(Given records):

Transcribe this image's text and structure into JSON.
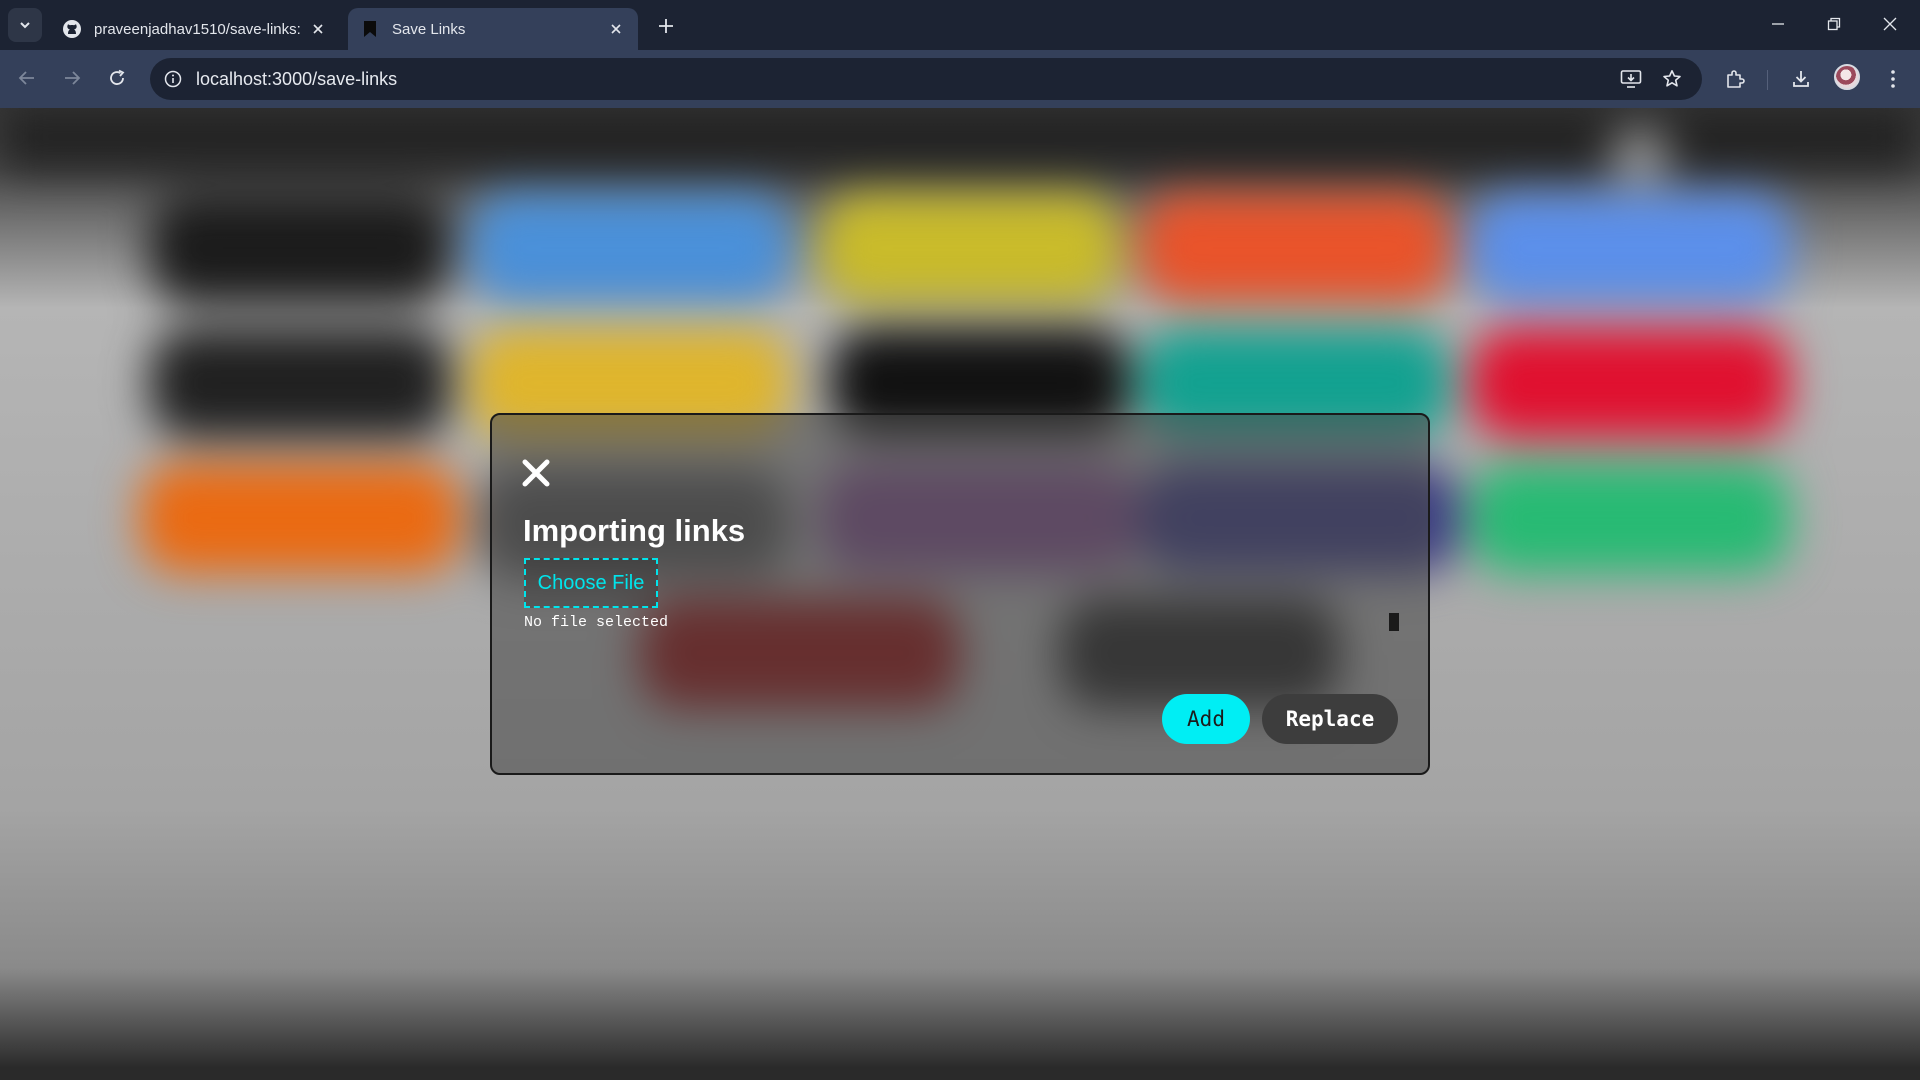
{
  "browser": {
    "tabs": [
      {
        "title": "praveenjadhav1510/save-links:",
        "icon": "github-icon",
        "active": false
      },
      {
        "title": "Save Links",
        "icon": "bookmark-icon",
        "active": true
      }
    ],
    "url": "localhost:3000/save-links"
  },
  "background": {
    "colors": {
      "blue": "#4a90d9",
      "yellow": "#c9bb2a",
      "orange_red": "#e9532a",
      "light_blue": "#5b8fea",
      "gold": "#dfb52c",
      "black": "#111111",
      "teal": "#12a190",
      "red": "#e0102f",
      "orange": "#ea6a12",
      "purple": "#7b4f86",
      "indigo": "#3c3c80",
      "green": "#27ba73",
      "dark_red": "#8f1515",
      "dark": "#252525"
    }
  },
  "modal": {
    "title": "Importing links",
    "choose_file_label": "Choose File",
    "file_status": "No file selected",
    "add_label": "Add",
    "replace_label": "Replace",
    "accent_color": "#00eef4"
  }
}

(Exercise description): Omit every picture, and otherwise quote the entries exactly.

(Response to the exercise):
Transcribe this image's text and structure into JSON.
{
  "browser": {
    "tabs": [
      {
        "title": "praveenjadhav1510/save-links:",
        "icon": "github-icon",
        "active": false
      },
      {
        "title": "Save Links",
        "icon": "bookmark-icon",
        "active": true
      }
    ],
    "url": "localhost:3000/save-links"
  },
  "background": {
    "colors": {
      "blue": "#4a90d9",
      "yellow": "#c9bb2a",
      "orange_red": "#e9532a",
      "light_blue": "#5b8fea",
      "gold": "#dfb52c",
      "black": "#111111",
      "teal": "#12a190",
      "red": "#e0102f",
      "orange": "#ea6a12",
      "purple": "#7b4f86",
      "indigo": "#3c3c80",
      "green": "#27ba73",
      "dark_red": "#8f1515",
      "dark": "#252525"
    }
  },
  "modal": {
    "title": "Importing links",
    "choose_file_label": "Choose File",
    "file_status": "No file selected",
    "add_label": "Add",
    "replace_label": "Replace",
    "accent_color": "#00eef4"
  }
}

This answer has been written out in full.